What is expected: Note how many lines include the word "εἶτα", and give that number by itself.

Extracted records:
-- START --

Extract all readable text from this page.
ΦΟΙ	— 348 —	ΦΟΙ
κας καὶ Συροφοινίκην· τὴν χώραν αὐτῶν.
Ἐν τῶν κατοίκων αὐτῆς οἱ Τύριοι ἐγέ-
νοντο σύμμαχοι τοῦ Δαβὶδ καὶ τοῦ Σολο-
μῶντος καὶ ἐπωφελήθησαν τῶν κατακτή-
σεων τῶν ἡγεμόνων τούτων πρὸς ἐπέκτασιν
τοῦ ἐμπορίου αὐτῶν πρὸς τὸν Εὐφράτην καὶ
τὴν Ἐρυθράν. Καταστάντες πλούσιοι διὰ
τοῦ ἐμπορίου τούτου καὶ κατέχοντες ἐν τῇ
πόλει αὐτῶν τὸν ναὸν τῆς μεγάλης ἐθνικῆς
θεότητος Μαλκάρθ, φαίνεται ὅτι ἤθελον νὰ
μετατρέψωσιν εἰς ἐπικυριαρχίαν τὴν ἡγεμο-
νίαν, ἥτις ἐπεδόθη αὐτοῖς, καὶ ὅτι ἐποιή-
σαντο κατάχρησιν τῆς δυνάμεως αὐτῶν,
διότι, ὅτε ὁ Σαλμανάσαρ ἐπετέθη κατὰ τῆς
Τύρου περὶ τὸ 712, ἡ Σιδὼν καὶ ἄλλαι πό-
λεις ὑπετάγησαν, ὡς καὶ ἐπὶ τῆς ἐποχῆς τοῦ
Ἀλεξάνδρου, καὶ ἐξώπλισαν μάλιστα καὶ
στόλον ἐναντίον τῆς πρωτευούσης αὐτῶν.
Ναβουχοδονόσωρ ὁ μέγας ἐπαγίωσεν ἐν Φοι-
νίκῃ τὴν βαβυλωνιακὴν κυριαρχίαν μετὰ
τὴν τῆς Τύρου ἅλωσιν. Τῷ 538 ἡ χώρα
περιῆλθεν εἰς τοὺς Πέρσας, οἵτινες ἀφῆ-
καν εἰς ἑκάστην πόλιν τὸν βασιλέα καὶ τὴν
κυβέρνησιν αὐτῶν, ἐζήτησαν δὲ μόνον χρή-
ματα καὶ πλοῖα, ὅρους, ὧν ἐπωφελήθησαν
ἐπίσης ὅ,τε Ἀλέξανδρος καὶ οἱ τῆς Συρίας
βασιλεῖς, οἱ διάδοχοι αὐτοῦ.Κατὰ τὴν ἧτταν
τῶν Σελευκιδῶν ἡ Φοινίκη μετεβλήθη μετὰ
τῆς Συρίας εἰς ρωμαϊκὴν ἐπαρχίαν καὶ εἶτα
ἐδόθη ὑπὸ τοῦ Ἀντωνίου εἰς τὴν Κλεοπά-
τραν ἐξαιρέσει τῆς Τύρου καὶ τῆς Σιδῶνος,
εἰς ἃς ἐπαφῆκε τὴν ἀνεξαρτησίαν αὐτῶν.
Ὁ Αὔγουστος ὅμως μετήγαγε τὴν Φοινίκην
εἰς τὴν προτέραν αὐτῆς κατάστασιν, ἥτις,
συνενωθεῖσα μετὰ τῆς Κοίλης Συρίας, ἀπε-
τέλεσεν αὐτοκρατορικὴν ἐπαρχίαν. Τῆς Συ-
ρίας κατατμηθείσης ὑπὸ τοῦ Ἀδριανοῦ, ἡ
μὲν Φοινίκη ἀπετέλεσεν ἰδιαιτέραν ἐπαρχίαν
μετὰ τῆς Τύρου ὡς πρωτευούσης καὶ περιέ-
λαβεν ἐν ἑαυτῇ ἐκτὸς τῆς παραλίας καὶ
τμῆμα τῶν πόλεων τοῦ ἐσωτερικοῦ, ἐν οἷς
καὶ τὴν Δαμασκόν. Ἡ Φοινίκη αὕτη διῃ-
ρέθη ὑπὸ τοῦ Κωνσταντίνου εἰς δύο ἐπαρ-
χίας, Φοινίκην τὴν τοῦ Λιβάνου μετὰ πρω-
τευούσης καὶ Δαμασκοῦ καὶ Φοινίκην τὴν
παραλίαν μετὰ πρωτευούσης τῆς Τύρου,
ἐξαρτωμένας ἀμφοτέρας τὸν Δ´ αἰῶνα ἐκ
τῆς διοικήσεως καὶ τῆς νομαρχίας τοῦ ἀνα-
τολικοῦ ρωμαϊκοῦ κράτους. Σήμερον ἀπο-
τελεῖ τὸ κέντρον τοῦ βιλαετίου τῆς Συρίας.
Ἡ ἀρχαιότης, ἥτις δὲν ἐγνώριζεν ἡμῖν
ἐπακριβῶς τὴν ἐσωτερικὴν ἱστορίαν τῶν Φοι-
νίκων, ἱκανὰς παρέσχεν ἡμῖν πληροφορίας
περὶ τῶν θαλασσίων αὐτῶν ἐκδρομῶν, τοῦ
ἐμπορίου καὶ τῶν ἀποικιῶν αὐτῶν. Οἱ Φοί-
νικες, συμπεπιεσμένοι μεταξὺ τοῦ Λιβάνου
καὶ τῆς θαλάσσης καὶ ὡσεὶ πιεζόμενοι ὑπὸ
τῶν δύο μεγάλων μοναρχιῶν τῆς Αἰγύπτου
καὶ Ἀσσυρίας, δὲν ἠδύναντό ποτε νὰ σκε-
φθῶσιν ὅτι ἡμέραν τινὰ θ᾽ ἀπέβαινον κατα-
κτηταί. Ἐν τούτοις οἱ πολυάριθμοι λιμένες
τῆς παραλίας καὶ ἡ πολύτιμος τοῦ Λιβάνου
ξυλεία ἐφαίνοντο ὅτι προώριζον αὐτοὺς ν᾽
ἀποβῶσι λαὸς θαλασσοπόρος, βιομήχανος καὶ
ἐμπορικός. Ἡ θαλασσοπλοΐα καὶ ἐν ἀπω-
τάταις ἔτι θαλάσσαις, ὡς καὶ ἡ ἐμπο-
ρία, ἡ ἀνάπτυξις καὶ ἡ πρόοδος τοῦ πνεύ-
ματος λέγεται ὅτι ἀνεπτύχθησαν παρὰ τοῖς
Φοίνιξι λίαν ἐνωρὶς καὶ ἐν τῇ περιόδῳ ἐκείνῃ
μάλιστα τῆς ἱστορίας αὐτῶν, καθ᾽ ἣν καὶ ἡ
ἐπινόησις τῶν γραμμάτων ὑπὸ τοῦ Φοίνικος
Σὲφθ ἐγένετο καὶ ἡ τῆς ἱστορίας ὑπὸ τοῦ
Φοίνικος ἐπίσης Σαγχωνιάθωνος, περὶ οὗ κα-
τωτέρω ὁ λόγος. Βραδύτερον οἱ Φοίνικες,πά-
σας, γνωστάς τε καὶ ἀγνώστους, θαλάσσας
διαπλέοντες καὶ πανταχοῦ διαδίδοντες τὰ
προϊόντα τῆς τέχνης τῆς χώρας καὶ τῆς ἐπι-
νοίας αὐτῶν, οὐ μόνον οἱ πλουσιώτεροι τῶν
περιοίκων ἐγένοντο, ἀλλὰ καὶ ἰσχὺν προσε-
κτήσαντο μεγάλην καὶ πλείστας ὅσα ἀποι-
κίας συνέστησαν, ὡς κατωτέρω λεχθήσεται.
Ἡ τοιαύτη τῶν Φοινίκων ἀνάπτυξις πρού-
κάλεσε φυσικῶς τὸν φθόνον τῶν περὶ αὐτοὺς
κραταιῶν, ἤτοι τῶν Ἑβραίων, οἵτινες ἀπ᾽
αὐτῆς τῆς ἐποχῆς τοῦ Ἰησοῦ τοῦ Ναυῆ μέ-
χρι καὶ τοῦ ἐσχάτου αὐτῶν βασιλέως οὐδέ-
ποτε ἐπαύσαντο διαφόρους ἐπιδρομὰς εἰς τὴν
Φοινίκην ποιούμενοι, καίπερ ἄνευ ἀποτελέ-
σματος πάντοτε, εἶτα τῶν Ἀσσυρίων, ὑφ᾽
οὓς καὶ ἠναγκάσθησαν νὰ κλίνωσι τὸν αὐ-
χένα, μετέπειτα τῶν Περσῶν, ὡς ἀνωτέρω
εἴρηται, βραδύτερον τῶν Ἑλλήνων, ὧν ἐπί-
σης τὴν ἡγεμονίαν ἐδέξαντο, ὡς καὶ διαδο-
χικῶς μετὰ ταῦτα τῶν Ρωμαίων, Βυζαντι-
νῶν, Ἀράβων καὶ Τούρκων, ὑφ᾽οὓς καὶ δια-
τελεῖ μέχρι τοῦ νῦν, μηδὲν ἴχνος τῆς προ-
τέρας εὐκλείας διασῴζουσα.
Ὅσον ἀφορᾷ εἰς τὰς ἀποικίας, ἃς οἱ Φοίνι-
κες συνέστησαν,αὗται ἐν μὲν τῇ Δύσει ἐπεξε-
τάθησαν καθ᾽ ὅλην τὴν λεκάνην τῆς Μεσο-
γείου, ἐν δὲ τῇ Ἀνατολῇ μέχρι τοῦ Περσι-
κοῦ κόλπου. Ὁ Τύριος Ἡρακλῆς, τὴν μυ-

-- END --

Response: 2